▶ **Exercise task**
Reproduce each line bearing the word "this".
______
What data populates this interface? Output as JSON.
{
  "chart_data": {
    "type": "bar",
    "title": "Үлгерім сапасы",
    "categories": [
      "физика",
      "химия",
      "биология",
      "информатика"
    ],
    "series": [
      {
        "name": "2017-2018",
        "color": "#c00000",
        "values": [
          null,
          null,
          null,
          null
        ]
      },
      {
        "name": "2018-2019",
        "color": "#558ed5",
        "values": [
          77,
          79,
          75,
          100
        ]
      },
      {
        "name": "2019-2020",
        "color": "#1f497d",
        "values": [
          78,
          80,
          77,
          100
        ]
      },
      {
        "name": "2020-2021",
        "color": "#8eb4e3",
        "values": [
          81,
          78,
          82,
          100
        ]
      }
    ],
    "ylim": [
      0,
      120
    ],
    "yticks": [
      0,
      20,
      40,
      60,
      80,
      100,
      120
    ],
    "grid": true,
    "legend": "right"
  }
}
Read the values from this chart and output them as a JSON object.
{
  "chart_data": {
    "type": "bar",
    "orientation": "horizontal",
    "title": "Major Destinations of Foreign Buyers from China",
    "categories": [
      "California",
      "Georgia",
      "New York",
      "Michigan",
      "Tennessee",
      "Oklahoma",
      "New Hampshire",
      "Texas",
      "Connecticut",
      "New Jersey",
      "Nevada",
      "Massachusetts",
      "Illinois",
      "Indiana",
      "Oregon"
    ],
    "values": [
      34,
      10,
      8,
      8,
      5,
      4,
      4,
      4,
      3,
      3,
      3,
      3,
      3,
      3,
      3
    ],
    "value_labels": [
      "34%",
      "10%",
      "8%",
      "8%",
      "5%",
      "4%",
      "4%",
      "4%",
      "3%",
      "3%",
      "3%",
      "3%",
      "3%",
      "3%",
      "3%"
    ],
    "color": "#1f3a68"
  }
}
______
▶ **Exercise answer**
What data populates this interface? Output as JSON.
Read the values from this chart and output them as a JSON object.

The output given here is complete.